## WHAT YOU NEED TO DO
Search the listing below for the word "службы" and copy each line that holds it.

──────── RECORDS SUPPLIED

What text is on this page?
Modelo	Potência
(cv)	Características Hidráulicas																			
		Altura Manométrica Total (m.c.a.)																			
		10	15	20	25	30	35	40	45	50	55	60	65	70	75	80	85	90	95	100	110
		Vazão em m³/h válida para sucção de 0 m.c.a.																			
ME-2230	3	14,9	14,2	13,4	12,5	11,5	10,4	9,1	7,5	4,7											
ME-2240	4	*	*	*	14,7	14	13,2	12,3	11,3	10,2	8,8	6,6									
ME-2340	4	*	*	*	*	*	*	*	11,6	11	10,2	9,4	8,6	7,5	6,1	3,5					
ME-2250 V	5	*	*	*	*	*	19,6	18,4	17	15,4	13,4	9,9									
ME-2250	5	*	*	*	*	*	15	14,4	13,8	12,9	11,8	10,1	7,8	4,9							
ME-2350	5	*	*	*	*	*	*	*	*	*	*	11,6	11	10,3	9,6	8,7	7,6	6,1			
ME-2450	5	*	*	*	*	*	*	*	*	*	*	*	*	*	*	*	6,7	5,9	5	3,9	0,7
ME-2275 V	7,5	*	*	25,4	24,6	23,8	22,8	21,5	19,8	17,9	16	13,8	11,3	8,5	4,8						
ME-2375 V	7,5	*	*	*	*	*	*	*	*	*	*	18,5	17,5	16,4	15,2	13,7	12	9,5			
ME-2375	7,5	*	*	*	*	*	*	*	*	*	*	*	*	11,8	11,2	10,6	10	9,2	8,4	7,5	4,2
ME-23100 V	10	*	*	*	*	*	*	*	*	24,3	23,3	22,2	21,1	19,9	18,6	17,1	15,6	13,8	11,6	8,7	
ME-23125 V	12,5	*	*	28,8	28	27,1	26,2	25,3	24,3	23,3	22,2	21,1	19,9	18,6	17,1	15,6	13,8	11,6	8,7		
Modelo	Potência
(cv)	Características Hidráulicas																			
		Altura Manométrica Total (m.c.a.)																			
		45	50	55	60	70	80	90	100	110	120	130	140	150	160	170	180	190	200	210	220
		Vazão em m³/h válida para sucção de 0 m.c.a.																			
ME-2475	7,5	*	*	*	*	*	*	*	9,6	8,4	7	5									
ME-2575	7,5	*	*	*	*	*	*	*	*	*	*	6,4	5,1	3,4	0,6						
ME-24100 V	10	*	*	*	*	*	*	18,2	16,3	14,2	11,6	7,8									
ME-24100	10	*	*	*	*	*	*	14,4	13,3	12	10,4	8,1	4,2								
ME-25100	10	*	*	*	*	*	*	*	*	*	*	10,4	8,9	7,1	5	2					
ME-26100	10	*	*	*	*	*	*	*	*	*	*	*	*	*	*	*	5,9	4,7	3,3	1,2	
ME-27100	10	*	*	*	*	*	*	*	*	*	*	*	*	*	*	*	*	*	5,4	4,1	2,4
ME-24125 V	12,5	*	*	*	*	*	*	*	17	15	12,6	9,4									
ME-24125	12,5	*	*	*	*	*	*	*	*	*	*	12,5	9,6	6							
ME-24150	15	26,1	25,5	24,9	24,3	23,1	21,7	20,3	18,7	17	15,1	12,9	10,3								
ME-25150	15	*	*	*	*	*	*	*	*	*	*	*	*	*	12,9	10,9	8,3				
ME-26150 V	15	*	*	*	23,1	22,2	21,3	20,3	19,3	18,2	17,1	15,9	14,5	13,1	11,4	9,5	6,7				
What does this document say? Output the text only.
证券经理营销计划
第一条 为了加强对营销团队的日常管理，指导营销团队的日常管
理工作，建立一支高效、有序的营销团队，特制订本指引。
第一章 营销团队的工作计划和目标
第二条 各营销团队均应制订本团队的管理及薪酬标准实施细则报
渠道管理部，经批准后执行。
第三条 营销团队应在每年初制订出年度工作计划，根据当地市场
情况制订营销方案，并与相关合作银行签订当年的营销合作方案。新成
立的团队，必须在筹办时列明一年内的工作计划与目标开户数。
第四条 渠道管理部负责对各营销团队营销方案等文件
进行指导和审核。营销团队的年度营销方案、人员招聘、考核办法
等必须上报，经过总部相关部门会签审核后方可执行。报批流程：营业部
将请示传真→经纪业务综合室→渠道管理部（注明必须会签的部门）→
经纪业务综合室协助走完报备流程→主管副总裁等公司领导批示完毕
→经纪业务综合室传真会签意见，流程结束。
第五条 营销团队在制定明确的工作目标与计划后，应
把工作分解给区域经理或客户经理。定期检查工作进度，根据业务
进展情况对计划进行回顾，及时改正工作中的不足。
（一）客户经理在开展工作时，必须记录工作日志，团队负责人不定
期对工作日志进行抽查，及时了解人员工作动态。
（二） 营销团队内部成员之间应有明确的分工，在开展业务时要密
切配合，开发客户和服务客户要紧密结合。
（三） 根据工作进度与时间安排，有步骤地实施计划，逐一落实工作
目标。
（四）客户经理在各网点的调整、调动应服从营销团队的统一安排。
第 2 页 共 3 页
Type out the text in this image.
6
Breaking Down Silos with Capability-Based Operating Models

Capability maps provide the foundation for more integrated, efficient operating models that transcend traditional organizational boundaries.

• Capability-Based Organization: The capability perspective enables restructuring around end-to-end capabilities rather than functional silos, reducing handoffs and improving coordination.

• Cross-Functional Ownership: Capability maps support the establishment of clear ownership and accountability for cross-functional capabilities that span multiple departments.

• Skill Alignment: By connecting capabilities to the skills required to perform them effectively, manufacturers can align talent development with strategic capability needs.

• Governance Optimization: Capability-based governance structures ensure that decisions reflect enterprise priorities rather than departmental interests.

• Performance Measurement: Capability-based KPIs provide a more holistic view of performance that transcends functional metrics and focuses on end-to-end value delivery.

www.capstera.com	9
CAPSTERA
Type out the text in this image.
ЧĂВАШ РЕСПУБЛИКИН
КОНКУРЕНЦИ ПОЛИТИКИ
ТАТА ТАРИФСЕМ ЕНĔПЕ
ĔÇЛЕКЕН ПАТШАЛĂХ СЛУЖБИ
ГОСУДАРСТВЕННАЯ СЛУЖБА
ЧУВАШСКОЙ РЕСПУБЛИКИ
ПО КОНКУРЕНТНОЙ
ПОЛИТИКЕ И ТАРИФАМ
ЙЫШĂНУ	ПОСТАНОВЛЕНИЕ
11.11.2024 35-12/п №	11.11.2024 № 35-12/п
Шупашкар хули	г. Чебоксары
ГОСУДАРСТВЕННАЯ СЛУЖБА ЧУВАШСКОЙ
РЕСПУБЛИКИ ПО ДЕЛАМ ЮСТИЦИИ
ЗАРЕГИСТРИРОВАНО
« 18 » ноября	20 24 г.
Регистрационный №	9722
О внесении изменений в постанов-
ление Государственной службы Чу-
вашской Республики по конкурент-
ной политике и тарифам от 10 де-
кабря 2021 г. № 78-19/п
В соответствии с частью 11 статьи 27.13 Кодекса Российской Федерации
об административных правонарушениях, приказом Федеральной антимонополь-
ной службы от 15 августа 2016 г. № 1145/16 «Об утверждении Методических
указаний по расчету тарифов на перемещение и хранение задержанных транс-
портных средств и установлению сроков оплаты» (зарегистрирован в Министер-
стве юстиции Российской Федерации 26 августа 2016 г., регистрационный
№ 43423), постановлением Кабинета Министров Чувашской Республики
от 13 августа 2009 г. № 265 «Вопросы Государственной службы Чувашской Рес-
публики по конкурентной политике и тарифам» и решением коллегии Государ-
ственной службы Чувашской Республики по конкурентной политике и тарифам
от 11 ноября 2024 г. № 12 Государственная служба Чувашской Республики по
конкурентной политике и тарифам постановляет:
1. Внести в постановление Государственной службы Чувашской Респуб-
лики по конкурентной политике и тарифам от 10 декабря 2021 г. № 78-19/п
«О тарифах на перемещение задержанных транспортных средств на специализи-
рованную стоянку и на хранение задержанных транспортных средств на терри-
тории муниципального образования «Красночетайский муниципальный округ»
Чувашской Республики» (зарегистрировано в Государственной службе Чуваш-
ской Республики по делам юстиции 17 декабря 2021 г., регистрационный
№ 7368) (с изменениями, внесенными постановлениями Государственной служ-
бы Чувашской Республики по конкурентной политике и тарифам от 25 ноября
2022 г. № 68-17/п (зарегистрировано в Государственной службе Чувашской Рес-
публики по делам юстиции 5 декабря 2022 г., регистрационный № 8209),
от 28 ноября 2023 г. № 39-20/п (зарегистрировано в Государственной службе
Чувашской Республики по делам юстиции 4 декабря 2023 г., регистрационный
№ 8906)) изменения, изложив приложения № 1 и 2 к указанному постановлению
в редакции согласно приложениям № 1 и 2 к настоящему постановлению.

────────────────

## ANSWER TO THE TASK
ление Государственной службы Чу-
ной службы от 15 августа 2016 г. № 1145/16 «Об утверждении Методических
от 13 августа 2009 г. № 265 «Вопросы Государственной службы Чувашской Рес-
ственной службы Чувашской Республики по конкурентной политике и тарифам
1. Внести в постановление Государственной службы Чувашской Респуб-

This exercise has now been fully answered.